| EXERCISE DIRECTIONS |
Your task is to output the listing word for word, with pictures excluded.

━━━━━ GIVEN DATA

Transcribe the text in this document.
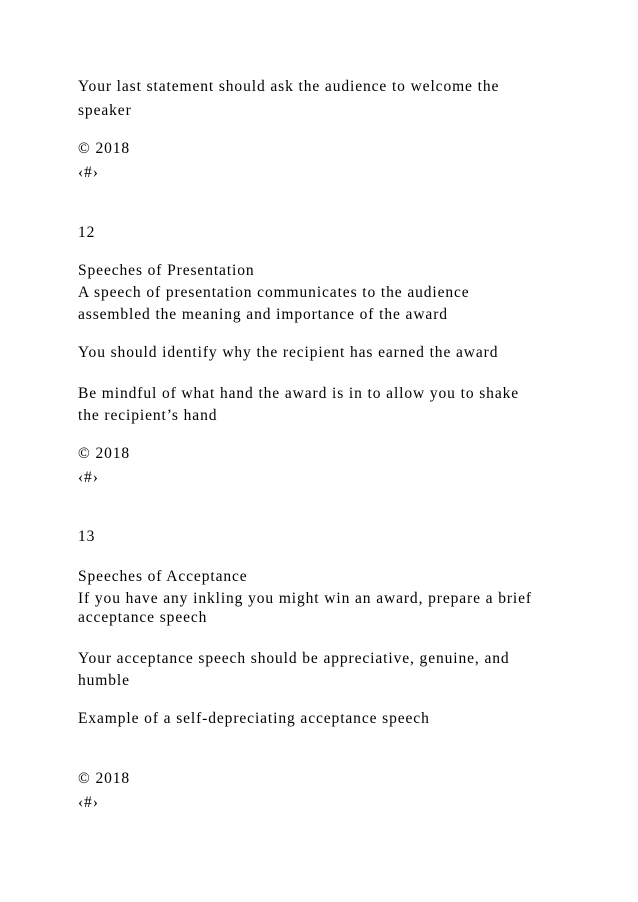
Your last statement should ask the audience to welcome the
speaker
© 2018
‹#›
12
Speeches of Presentation
A speech of presentation communicates to the audience
assembled the meaning and importance of the award
You should identify why the recipient has earned the award
Be mindful of what hand the award is in to allow you to shake
the recipient’s hand
© 2018
‹#›
13
Speeches of Acceptance
If you have any inkling you might win an award, prepare a brief
acceptance speech
Your acceptance speech should be appreciative, genuine, and
humble
Example of a self-depreciating acceptance speech
© 2018
‹#›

━━━━━━━━━━

| ANSWER BELOW |
Transcribe the text in this document.
Your last statement should ask the audience to welcome the
speaker
© 2018
‹#›
12
Speeches of Presentation
A speech of presentation communicates to the audience
assembled the meaning and importance of the award
You should identify why the recipient has earned the award
Be mindful of what hand the award is in to allow you to shake
the recipient’s hand
© 2018
‹#›
13
Speeches of Acceptance
If you have any inkling you might win an award, prepare a brief
acceptance speech
Your acceptance speech should be appreciative, genuine, and
humble
Example of a self-depreciating acceptance speech
© 2018
‹#›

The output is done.